### Work required
Repeat everything in the material exactly.

[Extracted records]
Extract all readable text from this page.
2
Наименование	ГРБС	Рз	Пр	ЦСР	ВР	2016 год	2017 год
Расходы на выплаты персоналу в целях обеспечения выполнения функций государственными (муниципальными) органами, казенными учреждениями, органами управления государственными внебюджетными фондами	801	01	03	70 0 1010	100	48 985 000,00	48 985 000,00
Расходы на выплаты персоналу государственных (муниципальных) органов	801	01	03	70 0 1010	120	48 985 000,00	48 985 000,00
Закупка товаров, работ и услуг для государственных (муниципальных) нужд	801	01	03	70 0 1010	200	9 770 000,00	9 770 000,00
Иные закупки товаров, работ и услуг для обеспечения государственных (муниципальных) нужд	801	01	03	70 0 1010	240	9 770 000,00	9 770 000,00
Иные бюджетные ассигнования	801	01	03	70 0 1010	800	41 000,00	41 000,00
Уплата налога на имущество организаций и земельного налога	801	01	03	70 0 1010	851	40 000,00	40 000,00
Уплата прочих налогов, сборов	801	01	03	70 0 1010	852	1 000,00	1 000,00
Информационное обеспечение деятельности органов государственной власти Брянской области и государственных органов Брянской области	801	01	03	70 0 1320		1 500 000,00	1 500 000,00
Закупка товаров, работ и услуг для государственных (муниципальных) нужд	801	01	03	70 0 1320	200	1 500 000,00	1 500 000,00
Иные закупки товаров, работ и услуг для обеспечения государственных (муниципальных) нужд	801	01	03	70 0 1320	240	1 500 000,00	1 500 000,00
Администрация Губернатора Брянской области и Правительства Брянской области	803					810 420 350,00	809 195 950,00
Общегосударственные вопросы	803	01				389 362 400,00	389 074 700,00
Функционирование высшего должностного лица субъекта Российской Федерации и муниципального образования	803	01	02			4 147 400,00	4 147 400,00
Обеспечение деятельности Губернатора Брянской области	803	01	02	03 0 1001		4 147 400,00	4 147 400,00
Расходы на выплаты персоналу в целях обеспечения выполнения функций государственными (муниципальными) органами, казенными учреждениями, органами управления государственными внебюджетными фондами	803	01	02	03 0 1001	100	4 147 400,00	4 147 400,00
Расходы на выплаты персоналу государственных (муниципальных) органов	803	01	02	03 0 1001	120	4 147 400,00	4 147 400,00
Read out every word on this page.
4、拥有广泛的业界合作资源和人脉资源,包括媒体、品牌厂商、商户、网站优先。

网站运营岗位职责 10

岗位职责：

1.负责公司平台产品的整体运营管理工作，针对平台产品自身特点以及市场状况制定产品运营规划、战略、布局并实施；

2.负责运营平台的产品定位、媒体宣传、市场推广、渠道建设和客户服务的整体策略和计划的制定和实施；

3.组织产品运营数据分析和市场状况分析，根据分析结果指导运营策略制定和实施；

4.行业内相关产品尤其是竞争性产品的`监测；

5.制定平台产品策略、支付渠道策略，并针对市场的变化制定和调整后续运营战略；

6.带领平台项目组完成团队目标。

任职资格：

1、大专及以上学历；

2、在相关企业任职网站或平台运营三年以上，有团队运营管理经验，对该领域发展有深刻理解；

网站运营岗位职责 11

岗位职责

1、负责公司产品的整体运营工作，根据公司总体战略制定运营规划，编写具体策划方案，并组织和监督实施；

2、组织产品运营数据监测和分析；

### Answer to the task
Extract all readable text from this page.
2
Наименование	ГРБС	Рз	Пр	ЦСР	ВР	2016 год	2017 год
Расходы на выплаты персоналу в целях обеспечения выполнения функций государственными (муниципальными) органами, казенными учреждениями, органами управления государственными внебюджетными фондами	801	01	03	70 0 1010	100	48 985 000,00	48 985 000,00
Расходы на выплаты персоналу государственных (муниципальных) органов	801	01	03	70 0 1010	120	48 985 000,00	48 985 000,00
Закупка товаров, работ и услуг для государственных (муниципальных) нужд	801	01	03	70 0 1010	200	9 770 000,00	9 770 000,00
Иные закупки товаров, работ и услуг для обеспечения государственных (муниципальных) нужд	801	01	03	70 0 1010	240	9 770 000,00	9 770 000,00
Иные бюджетные ассигнования	801	01	03	70 0 1010	800	41 000,00	41 000,00
Уплата налога на имущество организаций и земельного налога	801	01	03	70 0 1010	851	40 000,00	40 000,00
Уплата прочих налогов, сборов	801	01	03	70 0 1010	852	1 000,00	1 000,00
Информационное обеспечение деятельности органов государственной власти Брянской области и государственных органов Брянской области	801	01	03	70 0 1320		1 500 000,00	1 500 000,00
Закупка товаров, работ и услуг для государственных (муниципальных) нужд	801	01	03	70 0 1320	200	1 500 000,00	1 500 000,00
Иные закупки товаров, работ и услуг для обеспечения государственных (муниципальных) нужд	801	01	03	70 0 1320	240	1 500 000,00	1 500 000,00
Администрация Губернатора Брянской области и Правительства Брянской области	803					810 420 350,00	809 195 950,00
Общегосударственные вопросы	803	01				389 362 400,00	389 074 700,00
Функционирование высшего должностного лица субъекта Российской Федерации и муниципального образования	803	01	02			4 147 400,00	4 147 400,00
Обеспечение деятельности Губернатора Брянской области	803	01	02	03 0 1001		4 147 400,00	4 147 400,00
Расходы на выплаты персоналу в целях обеспечения выполнения функций государственными (муниципальными) органами, казенными учреждениями, органами управления государственными внебюджетными фондами	803	01	02	03 0 1001	100	4 147 400,00	4 147 400,00
Расходы на выплаты персоналу государственных (муниципальных) органов	803	01	02	03 0 1001	120	4 147 400,00	4 147 400,00
Read out every word on this page.
4、拥有广泛的业界合作资源和人脉资源,包括媒体、品牌厂商、商户、网站优先。

网站运营岗位职责 10

岗位职责：

1.负责公司平台产品的整体运营管理工作，针对平台产品自身特点以及市场状况制定产品运营规划、战略、布局并实施；

2.负责运营平台的产品定位、媒体宣传、市场推广、渠道建设和客户服务的整体策略和计划的制定和实施；

3.组织产品运营数据分析和市场状况分析，根据分析结果指导运营策略制定和实施；

4.行业内相关产品尤其是竞争性产品的`监测；

5.制定平台产品策略、支付渠道策略，并针对市场的变化制定和调整后续运营战略；

6.带领平台项目组完成团队目标。

任职资格：

1、大专及以上学历；

2、在相关企业任职网站或平台运营三年以上，有团队运营管理经验，对该领域发展有深刻理解；

网站运营岗位职责 11

岗位职责

1、负责公司产品的整体运营工作，根据公司总体战略制定运营规划，编写具体策划方案，并组织和监督实施；

2、组织产品运营数据监测和分析；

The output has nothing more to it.